◆ **PAGE**
- Sire: Kahyasi
- Grandsire: Ile de Bourbon
- Dam: Vearia
- Damsire: Mill Reef
- Sex: Mare
- Foaled: 11 May 1994
- Country: Ireland
- Colour: Brown
- Breeder: Aga Khan IV
- Owner: Aga Khan IV
- Trainer: Alain de Royer-Dupré
- Record: 4: 3-1-0
- Earnings: £190,797

Major wins
- Prix de Diane (1997)

= Vereva =

Irish-bred Thoroughbred racehorse

Vereva (foaled 11 May 1994) was an Irish-bred, French-trained Thoroughbred racehorse and broodmare. In a brief racing career which lasted from April to August 1997 she won three of her four races. After winning minor events on her first two starts she recorded her most important victory in the Group 1 Prix de Diane. She was retired from racing after being narrowly beaten in her only subsequent race and eventually continued to have some successes at stud, being the source of multiple winners and some blacktype performers.

==Background==
Vereva was a brown mare with a small white star bred in Ireland by her owner, Aga Khan IV. She was sent into training with Alain de Royer-Dupré in France and was ridden in three of her four races by Gerald Mosse.

She was sired by Kahyasi, who won the Epsom Derby in 1988 before becoming a good sire of stayers, jumpers and broodmares. His other foals included Enzeli, Hasili, Khalkevi, Karasi and Zainta. Vereva's dam Vearia showed fair form on the track, winning two minor races from seven starts, and became a very successful broodmare who also produced Valanour. She was a half-sister to both Vayrann and Niece Divine (the dam of Natroun).

◆ **REQUESTS**
(1) According to the Vereva article, who rode Vereva in three of her four races?
(2) Turn the entry lines into a JSON list of strings, one string per line. Start with the line containing "label-pixel — [418, 215, 421, 218]" and continue through the line containing "home-button[interactable] — [11, 56, 37, 82]".
The Vereva article and the entries that follow are unrelated to each other.

◆ **DATA SUPPLIED**
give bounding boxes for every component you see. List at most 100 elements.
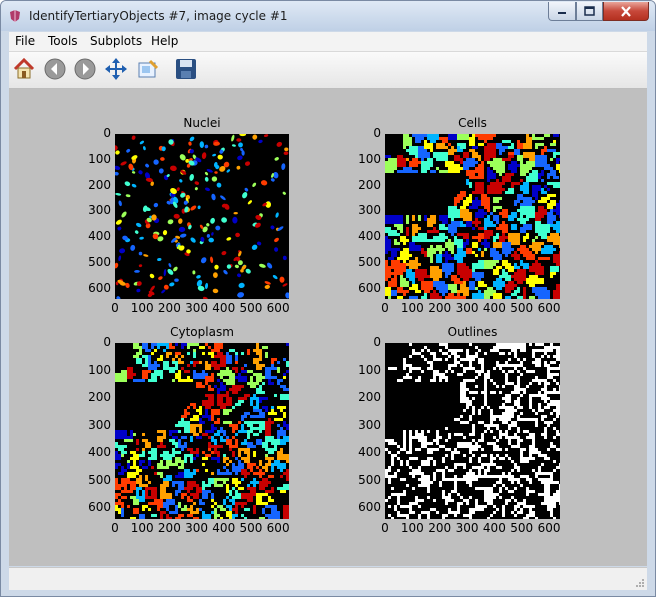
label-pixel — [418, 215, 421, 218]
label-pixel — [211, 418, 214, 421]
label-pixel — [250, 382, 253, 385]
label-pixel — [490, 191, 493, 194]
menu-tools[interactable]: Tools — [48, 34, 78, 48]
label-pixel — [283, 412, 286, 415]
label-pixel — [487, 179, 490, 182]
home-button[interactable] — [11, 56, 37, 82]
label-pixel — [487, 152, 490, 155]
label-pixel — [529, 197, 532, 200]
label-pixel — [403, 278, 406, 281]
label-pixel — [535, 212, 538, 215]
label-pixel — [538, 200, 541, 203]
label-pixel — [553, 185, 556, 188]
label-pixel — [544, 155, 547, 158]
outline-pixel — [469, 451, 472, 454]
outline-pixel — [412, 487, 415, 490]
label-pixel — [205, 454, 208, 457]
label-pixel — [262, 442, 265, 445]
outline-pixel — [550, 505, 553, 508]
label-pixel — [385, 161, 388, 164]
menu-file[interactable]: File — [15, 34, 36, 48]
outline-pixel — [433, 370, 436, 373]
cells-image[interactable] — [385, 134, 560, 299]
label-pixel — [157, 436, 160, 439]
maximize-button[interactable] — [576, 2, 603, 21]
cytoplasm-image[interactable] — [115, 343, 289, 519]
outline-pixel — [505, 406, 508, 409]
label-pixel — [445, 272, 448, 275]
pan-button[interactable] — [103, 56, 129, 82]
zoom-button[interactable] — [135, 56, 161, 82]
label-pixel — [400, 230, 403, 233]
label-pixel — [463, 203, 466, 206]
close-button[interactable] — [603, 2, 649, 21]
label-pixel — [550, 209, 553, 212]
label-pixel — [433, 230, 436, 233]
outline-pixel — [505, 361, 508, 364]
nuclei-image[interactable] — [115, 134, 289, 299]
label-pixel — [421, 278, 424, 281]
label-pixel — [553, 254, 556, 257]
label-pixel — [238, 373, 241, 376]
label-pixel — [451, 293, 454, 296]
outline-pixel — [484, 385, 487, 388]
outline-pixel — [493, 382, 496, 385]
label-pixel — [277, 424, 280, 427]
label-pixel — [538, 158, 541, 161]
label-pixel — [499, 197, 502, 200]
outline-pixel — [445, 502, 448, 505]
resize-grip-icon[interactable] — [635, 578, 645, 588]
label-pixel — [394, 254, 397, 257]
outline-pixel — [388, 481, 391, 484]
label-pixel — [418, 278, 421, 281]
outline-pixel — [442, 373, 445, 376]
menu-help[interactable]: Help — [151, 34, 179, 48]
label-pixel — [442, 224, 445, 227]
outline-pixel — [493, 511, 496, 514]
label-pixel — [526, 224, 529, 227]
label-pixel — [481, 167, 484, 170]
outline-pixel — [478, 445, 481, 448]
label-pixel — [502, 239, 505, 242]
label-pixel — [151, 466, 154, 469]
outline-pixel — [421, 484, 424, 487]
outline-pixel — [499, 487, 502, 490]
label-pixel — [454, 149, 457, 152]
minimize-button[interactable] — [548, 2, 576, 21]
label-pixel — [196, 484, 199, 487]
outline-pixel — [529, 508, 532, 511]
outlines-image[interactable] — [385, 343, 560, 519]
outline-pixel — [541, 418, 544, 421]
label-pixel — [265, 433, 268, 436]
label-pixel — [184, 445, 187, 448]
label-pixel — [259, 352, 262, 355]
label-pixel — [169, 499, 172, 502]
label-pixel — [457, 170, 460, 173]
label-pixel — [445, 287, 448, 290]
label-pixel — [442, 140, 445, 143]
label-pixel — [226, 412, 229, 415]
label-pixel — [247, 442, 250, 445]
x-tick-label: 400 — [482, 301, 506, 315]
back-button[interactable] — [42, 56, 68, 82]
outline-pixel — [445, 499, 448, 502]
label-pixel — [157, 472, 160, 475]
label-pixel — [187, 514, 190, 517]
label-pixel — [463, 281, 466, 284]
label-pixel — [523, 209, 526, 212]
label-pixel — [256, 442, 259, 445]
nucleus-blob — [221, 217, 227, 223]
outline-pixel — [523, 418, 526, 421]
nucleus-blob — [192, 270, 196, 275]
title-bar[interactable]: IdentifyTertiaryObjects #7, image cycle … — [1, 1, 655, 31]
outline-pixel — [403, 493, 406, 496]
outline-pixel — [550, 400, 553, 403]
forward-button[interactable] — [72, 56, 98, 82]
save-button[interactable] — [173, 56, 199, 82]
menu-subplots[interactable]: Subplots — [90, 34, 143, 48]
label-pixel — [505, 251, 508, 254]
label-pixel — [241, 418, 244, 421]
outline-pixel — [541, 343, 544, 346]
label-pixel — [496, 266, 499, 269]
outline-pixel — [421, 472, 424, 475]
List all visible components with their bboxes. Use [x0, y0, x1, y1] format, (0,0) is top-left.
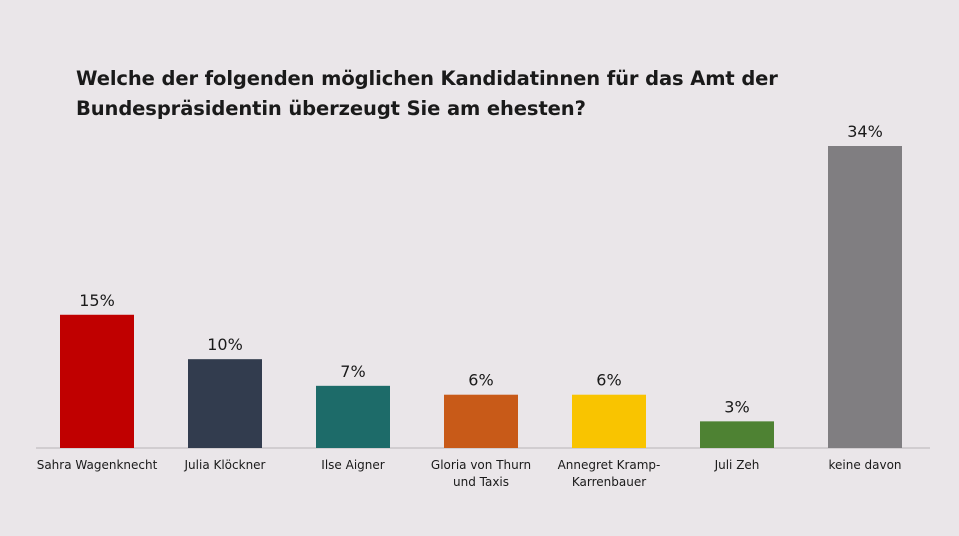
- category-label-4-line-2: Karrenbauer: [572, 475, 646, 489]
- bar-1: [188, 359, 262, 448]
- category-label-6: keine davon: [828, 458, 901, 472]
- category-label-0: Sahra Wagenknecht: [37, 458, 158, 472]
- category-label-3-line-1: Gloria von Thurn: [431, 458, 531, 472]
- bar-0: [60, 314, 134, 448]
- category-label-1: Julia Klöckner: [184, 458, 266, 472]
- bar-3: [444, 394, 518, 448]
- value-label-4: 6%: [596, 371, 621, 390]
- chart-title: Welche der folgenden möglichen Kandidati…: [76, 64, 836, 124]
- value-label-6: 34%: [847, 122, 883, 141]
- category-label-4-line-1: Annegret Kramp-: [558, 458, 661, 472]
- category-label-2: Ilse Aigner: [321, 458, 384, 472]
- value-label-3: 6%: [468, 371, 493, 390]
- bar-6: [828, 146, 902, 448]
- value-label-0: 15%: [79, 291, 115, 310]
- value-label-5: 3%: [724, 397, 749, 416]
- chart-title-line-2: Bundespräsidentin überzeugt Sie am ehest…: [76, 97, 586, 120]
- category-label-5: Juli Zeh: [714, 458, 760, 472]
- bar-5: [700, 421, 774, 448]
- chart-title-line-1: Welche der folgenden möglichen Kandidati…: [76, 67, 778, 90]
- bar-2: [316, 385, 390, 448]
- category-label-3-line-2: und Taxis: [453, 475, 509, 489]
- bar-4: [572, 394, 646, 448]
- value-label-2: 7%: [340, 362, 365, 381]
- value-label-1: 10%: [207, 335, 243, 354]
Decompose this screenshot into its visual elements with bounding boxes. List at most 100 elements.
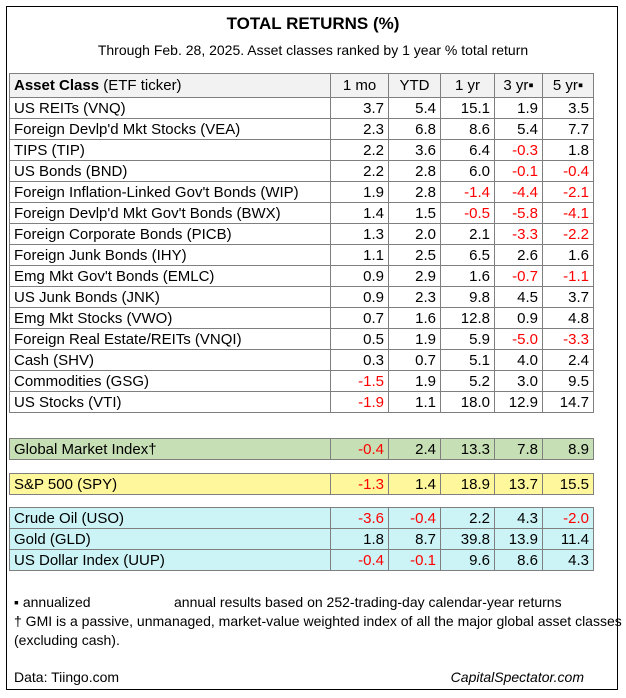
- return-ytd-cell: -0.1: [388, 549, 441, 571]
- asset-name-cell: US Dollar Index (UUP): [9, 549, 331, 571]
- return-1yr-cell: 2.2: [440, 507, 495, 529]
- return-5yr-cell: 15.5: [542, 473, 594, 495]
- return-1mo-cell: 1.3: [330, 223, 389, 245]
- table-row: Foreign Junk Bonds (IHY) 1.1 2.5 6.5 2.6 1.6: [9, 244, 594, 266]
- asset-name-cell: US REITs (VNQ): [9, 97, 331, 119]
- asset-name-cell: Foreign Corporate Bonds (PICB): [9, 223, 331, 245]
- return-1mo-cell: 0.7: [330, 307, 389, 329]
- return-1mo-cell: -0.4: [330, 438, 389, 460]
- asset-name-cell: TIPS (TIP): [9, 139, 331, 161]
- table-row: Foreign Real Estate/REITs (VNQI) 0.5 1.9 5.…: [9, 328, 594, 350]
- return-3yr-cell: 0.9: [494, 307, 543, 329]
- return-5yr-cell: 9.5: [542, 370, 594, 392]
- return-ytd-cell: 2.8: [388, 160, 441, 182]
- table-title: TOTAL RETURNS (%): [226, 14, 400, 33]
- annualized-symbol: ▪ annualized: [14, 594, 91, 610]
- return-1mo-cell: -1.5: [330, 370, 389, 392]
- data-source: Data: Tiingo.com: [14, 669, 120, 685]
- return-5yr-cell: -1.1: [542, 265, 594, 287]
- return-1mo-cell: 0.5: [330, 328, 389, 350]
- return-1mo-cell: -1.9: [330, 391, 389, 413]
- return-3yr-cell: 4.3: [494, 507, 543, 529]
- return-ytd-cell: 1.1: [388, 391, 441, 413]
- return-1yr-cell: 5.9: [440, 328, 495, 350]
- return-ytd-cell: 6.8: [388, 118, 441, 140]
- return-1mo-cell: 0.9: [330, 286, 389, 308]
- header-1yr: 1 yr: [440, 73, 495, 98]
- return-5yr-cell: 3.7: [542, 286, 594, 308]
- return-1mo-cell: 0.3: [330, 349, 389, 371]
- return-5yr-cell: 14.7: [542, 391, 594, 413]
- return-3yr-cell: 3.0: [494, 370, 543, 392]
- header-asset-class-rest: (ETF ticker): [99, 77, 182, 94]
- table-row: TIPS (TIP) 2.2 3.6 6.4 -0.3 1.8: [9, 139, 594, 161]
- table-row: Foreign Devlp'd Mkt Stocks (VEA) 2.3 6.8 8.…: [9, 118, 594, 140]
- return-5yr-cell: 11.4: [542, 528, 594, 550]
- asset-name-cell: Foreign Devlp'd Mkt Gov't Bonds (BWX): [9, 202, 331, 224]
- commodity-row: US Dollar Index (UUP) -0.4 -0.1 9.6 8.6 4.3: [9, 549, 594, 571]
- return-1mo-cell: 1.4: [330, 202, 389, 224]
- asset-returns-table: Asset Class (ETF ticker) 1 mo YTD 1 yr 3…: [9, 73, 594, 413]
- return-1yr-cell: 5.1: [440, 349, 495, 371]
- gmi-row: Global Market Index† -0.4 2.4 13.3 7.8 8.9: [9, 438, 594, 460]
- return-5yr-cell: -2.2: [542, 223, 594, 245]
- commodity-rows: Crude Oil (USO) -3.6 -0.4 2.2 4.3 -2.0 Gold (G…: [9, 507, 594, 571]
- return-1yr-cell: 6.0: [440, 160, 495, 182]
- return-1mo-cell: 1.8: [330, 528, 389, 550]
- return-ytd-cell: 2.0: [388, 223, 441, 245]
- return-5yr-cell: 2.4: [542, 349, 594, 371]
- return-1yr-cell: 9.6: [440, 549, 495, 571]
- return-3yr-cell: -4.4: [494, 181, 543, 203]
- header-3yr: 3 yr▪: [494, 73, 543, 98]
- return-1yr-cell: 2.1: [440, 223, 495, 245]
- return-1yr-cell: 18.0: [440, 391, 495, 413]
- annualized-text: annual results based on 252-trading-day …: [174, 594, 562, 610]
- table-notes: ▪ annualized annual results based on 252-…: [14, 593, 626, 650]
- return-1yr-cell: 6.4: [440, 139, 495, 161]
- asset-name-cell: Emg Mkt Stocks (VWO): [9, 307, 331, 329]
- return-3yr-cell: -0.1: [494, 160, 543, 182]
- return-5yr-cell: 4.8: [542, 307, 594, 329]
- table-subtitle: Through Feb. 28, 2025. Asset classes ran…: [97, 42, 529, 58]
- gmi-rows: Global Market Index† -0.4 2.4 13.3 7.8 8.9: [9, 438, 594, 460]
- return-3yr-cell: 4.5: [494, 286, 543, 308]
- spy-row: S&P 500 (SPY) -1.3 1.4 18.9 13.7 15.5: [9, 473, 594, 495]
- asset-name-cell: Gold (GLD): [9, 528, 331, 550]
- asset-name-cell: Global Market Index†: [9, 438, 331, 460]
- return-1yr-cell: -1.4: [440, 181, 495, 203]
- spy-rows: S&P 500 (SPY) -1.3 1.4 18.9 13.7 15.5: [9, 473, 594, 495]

◆ **TASK-BY-TASK RESULTS**
(1) Gerald Mosse

(2)
[
  "label-pixel — [418, 215, 421, 218]",
  "label-pixel — [211, 418, 214, 421]",
  "label-pixel — [250, 382, 253, 385]",
  "label-pixel — [490, 191, 493, 194]",
  "menu-tools[interactable]: Tools — [48, 34, 78, 48]",
  "label-pixel — [283, 412, 286, 415]",
  "label-pixel — [487, 179, 490, 182]",
  "home-button[interactable] — [11, 56, 37, 82]"
]